- _Your task_: Report each line of the data that has "this" somewhere in it.

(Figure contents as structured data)
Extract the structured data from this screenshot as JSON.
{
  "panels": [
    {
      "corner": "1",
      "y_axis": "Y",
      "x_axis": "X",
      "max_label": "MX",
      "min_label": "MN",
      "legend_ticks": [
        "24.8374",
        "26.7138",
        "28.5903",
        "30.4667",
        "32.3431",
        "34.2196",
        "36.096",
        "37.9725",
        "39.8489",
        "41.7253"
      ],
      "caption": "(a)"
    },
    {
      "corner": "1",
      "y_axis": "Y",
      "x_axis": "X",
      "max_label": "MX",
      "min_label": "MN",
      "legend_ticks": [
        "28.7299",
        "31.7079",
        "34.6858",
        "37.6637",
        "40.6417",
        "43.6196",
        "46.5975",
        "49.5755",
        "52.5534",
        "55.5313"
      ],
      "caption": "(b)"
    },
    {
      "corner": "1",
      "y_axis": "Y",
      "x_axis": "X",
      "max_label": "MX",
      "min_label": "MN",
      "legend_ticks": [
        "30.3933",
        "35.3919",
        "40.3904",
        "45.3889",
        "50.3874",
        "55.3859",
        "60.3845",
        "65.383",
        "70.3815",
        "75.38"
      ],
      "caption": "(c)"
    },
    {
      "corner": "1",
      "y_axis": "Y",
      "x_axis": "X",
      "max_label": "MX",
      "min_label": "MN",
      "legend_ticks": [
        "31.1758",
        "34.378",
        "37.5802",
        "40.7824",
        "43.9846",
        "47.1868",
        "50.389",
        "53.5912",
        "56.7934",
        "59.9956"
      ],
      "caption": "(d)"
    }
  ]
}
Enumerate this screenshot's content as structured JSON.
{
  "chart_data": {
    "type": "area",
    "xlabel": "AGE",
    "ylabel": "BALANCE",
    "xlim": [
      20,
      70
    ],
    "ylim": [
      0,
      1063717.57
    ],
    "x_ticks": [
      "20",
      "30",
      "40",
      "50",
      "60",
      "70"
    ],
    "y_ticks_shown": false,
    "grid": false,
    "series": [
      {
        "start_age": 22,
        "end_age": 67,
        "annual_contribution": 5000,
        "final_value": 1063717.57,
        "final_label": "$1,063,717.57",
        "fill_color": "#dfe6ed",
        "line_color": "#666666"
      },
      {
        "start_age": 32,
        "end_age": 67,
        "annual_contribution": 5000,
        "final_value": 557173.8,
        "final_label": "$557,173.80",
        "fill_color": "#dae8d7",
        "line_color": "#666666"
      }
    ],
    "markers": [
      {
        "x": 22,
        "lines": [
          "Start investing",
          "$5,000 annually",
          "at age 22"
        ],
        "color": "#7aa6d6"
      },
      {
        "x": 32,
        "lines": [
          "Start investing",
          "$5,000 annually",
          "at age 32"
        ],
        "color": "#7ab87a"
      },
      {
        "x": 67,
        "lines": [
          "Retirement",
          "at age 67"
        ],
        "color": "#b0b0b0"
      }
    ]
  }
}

- _Correct response_:
Extract the structured data from this screenshot as JSON.
Enumerate this screenshot's content as structured JSON.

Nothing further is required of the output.